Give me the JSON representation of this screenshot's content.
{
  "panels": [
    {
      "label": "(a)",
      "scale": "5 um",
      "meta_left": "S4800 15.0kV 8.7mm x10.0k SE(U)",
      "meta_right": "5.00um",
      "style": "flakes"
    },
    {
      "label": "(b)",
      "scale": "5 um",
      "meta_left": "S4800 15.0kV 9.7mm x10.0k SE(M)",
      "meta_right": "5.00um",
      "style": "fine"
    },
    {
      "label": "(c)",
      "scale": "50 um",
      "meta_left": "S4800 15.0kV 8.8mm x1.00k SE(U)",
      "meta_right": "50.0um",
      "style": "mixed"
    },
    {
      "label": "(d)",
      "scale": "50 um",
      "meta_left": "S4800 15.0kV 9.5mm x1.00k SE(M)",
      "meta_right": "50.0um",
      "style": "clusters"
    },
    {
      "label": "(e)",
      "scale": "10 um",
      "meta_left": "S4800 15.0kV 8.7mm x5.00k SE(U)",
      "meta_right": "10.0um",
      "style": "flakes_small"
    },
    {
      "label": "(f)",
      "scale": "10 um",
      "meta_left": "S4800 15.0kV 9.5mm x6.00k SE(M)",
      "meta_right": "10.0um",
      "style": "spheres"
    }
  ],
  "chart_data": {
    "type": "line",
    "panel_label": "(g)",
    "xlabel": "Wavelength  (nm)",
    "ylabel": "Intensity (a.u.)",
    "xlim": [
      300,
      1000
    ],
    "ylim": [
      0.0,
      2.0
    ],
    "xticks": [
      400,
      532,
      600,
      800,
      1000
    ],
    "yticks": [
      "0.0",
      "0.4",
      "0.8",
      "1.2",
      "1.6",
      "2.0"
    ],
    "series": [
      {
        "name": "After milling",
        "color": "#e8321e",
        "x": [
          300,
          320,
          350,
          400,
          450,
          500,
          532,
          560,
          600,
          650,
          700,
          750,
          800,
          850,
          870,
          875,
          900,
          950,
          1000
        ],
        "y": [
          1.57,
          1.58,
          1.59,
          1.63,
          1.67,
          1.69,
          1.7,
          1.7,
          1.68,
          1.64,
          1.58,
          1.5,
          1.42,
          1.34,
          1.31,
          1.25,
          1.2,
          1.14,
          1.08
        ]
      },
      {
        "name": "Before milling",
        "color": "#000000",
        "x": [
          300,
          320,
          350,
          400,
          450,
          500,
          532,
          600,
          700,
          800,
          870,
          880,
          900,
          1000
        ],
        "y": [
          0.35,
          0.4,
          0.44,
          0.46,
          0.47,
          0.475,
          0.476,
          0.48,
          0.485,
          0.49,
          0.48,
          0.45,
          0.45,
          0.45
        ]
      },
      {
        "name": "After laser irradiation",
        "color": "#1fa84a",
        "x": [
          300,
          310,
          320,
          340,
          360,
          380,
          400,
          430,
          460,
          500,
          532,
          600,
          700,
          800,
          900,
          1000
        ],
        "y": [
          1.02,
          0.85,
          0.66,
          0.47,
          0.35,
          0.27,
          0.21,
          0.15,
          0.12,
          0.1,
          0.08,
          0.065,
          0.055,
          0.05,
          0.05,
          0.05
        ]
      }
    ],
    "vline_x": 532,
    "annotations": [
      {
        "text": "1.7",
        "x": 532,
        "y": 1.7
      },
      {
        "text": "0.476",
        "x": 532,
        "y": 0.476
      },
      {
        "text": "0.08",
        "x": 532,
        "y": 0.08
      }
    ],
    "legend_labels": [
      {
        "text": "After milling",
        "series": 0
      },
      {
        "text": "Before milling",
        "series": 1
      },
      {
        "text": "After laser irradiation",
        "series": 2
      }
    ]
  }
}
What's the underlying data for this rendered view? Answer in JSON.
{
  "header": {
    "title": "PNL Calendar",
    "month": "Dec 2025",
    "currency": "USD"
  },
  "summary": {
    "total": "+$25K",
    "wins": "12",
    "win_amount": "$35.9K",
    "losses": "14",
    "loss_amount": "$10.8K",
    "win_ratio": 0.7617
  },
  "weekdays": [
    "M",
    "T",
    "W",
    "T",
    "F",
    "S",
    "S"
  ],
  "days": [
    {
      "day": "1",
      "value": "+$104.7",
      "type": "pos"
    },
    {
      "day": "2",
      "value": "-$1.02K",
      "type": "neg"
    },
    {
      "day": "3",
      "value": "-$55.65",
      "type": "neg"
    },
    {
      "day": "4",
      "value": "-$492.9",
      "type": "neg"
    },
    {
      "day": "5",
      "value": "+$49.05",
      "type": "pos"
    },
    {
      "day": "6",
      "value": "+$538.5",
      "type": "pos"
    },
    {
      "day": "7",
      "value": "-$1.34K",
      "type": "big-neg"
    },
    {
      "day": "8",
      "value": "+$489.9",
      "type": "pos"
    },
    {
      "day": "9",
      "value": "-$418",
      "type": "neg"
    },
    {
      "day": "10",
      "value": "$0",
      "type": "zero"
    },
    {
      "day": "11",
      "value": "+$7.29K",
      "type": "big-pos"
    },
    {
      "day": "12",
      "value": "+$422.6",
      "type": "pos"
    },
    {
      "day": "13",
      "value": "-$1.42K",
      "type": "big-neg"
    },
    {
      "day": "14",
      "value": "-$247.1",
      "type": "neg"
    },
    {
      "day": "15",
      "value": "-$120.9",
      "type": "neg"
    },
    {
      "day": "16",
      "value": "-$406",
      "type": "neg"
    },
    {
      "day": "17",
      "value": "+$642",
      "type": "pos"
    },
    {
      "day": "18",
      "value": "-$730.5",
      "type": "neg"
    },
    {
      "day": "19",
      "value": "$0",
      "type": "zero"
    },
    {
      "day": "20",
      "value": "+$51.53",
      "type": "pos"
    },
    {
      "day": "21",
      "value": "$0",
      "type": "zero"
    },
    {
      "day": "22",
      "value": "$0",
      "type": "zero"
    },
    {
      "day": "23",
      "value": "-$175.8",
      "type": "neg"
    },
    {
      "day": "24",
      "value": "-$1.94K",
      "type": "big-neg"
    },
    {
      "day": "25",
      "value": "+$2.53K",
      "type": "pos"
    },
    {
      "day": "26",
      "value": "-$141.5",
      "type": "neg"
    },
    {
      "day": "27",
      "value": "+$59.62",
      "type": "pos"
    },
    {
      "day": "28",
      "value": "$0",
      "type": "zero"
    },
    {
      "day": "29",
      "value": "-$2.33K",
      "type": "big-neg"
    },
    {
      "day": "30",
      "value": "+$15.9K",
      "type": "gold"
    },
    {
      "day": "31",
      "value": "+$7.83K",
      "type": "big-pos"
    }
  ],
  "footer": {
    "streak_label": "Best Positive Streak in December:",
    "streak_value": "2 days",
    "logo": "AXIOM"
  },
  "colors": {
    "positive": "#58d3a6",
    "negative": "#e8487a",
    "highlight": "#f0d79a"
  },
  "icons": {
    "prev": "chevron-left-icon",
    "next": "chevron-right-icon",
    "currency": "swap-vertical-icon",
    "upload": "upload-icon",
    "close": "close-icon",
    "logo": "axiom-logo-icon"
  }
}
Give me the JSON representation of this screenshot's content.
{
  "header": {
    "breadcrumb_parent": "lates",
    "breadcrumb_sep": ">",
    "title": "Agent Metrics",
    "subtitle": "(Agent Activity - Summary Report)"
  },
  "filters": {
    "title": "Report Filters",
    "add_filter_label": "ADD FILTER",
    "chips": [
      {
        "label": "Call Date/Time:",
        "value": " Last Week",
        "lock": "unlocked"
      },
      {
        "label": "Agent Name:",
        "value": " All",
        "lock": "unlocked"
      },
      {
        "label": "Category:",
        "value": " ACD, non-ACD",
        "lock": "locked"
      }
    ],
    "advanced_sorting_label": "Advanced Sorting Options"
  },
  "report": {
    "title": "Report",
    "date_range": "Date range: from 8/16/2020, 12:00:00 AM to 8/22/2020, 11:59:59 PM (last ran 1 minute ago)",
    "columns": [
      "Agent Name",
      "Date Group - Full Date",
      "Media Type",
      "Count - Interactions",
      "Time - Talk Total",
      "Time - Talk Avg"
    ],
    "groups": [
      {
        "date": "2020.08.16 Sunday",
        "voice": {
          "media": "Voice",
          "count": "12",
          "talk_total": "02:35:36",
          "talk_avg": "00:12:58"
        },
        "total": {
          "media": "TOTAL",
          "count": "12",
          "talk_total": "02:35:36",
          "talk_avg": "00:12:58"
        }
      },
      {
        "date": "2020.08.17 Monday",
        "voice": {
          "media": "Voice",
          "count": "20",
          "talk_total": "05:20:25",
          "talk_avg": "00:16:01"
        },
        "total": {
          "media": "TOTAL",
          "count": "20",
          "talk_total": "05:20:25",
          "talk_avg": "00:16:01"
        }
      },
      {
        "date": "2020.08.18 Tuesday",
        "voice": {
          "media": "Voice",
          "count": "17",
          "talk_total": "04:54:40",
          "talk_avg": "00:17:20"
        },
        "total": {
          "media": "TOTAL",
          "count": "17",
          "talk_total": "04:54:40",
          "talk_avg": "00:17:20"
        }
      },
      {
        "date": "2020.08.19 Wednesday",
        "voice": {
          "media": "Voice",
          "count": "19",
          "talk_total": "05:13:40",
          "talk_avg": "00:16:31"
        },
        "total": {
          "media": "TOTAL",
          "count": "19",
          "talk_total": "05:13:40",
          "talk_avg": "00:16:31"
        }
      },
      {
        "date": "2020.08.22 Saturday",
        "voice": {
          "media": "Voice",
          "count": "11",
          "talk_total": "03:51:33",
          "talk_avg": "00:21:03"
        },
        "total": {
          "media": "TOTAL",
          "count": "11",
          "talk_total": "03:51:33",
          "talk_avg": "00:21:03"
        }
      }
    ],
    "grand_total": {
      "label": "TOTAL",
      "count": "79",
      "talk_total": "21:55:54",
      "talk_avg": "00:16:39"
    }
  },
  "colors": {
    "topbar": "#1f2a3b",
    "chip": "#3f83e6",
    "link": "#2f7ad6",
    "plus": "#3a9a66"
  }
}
-.-.-
Copy every line above that includes the string "Time".

■ Solution to this exercise ■
        "label": "Call Date/Time:",
      "Time - Talk Total",
      "Time - Talk Avg"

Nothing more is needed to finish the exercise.